• **Written task**:
Give back all the data exactly, line by line.

[begin Supplied records]

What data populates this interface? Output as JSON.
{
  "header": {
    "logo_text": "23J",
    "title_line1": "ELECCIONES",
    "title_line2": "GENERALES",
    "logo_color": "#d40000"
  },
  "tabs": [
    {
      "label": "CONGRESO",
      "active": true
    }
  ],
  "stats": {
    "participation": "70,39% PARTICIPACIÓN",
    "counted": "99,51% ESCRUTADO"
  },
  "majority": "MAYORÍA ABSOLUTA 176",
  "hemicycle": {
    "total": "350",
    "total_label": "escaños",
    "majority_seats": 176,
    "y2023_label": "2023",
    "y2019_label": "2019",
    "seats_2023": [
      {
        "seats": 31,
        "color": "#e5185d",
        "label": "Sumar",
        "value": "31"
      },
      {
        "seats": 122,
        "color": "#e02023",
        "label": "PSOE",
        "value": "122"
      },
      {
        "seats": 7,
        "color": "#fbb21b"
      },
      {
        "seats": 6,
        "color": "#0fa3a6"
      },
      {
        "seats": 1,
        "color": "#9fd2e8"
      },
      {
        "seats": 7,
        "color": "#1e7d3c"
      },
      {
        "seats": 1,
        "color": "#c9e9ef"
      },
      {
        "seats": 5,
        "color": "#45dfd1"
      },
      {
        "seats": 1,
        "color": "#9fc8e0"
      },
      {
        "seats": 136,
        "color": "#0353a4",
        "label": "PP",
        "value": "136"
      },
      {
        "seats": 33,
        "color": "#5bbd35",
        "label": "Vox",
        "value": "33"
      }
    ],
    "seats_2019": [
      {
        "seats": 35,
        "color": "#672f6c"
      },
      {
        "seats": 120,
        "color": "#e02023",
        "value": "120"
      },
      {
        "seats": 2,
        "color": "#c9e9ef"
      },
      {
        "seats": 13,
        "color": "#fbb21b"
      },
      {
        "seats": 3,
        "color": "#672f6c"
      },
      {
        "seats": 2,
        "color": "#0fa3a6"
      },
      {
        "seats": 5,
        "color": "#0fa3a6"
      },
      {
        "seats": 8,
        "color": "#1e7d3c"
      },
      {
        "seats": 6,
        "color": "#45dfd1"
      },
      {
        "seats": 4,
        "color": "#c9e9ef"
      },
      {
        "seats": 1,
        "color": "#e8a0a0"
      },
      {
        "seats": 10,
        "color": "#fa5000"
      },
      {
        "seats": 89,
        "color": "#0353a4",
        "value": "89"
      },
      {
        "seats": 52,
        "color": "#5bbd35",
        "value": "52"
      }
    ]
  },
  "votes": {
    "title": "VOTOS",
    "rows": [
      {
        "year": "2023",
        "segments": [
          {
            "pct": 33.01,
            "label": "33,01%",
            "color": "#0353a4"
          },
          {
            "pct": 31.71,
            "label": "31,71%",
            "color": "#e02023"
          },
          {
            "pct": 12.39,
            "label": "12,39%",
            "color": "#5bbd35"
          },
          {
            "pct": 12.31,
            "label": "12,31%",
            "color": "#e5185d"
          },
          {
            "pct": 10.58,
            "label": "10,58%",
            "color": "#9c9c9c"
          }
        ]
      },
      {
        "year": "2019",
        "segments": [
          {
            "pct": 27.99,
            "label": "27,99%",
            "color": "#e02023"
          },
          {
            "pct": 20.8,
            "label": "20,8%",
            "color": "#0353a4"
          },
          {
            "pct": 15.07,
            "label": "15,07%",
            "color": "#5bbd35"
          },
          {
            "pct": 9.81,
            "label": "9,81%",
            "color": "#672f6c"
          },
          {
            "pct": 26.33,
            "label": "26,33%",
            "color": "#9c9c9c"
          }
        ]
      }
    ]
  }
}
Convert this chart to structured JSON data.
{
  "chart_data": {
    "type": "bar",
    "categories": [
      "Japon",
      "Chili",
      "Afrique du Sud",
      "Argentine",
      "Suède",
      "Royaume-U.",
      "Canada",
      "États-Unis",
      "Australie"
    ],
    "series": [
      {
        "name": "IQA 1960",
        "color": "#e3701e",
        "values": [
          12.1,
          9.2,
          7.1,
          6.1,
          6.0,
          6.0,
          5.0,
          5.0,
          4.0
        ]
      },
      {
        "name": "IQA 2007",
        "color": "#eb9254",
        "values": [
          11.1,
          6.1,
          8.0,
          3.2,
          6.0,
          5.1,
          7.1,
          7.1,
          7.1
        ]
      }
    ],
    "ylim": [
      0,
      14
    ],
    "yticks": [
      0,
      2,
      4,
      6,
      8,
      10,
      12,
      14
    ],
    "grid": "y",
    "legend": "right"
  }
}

[end Supplied records]

• **Reply to the exercise**:
What data populates this interface? Output as JSON.
{
  "header": {
    "logo_text": "23J",
    "title_line1": "ELECCIONES",
    "title_line2": "GENERALES",
    "logo_color": "#d40000"
  },
  "tabs": [
    {
      "label": "CONGRESO",
      "active": true
    }
  ],
  "stats": {
    "participation": "70,39% PARTICIPACIÓN",
    "counted": "99,51% ESCRUTADO"
  },
  "majority": "MAYORÍA ABSOLUTA 176",
  "hemicycle": {
    "total": "350",
    "total_label": "escaños",
    "majority_seats": 176,
    "y2023_label": "2023",
    "y2019_label": "2019",
    "seats_2023": [
      {
        "seats": 31,
        "color": "#e5185d",
        "label": "Sumar",
        "value": "31"
      },
      {
        "seats": 122,
        "color": "#e02023",
        "label": "PSOE",
        "value": "122"
      },
      {
        "seats": 7,
        "color": "#fbb21b"
      },
      {
        "seats": 6,
        "color": "#0fa3a6"
      },
      {
        "seats": 1,
        "color": "#9fd2e8"
      },
      {
        "seats": 7,
        "color": "#1e7d3c"
      },
      {
        "seats": 1,
        "color": "#c9e9ef"
      },
      {
        "seats": 5,
        "color": "#45dfd1"
      },
      {
        "seats": 1,
        "color": "#9fc8e0"
      },
      {
        "seats": 136,
        "color": "#0353a4",
        "label": "PP",
        "value": "136"
      },
      {
        "seats": 33,
        "color": "#5bbd35",
        "label": "Vox",
        "value": "33"
      }
    ],
    "seats_2019": [
      {
        "seats": 35,
        "color": "#672f6c"
      },
      {
        "seats": 120,
        "color": "#e02023",
        "value": "120"
      },
      {
        "seats": 2,
        "color": "#c9e9ef"
      },
      {
        "seats": 13,
        "color": "#fbb21b"
      },
      {
        "seats": 3,
        "color": "#672f6c"
      },
      {
        "seats": 2,
        "color": "#0fa3a6"
      },
      {
        "seats": 5,
        "color": "#0fa3a6"
      },
      {
        "seats": 8,
        "color": "#1e7d3c"
      },
      {
        "seats": 6,
        "color": "#45dfd1"
      },
      {
        "seats": 4,
        "color": "#c9e9ef"
      },
      {
        "seats": 1,
        "color": "#e8a0a0"
      },
      {
        "seats": 10,
        "color": "#fa5000"
      },
      {
        "seats": 89,
        "color": "#0353a4",
        "value": "89"
      },
      {
        "seats": 52,
        "color": "#5bbd35",
        "value": "52"
      }
    ]
  },
  "votes": {
    "title": "VOTOS",
    "rows": [
      {
        "year": "2023",
        "segments": [
          {
            "pct": 33.01,
            "label": "33,01%",
            "color": "#0353a4"
          },
          {
            "pct": 31.71,
            "label": "31,71%",
            "color": "#e02023"
          },
          {
            "pct": 12.39,
            "label": "12,39%",
            "color": "#5bbd35"
          },
          {
            "pct": 12.31,
            "label": "12,31%",
            "color": "#e5185d"
          },
          {
            "pct": 10.58,
            "label": "10,58%",
            "color": "#9c9c9c"
          }
        ]
      },
      {
        "year": "2019",
        "segments": [
          {
            "pct": 27.99,
            "label": "27,99%",
            "color": "#e02023"
          },
          {
            "pct": 20.8,
            "label": "20,8%",
            "color": "#0353a4"
          },
          {
            "pct": 15.07,
            "label": "15,07%",
            "color": "#5bbd35"
          },
          {
            "pct": 9.81,
            "label": "9,81%",
            "color": "#672f6c"
          },
          {
            "pct": 26.33,
            "label": "26,33%",
            "color": "#9c9c9c"
          }
        ]
      }
    ]
  }
}
Convert this chart to structured JSON data.
{
  "chart_data": {
    "type": "bar",
    "categories": [
      "Japon",
      "Chili",
      "Afrique du Sud",
      "Argentine",
      "Suède",
      "Royaume-U.",
      "Canada",
      "États-Unis",
      "Australie"
    ],
    "series": [
      {
        "name": "IQA 1960",
        "color": "#e3701e",
        "values": [
          12.1,
          9.2,
          7.1,
          6.1,
          6.0,
          6.0,
          5.0,
          5.0,
          4.0
        ]
      },
      {
        "name": "IQA 2007",
        "color": "#eb9254",
        "values": [
          11.1,
          6.1,
          8.0,
          3.2,
          6.0,
          5.1,
          7.1,
          7.1,
          7.1
        ]
      }
    ],
    "ylim": [
      0,
      14
    ],
    "yticks": [
      0,
      2,
      4,
      6,
      8,
      10,
      12,
      14
    ],
    "grid": "y",
    "legend": "right"
  }
}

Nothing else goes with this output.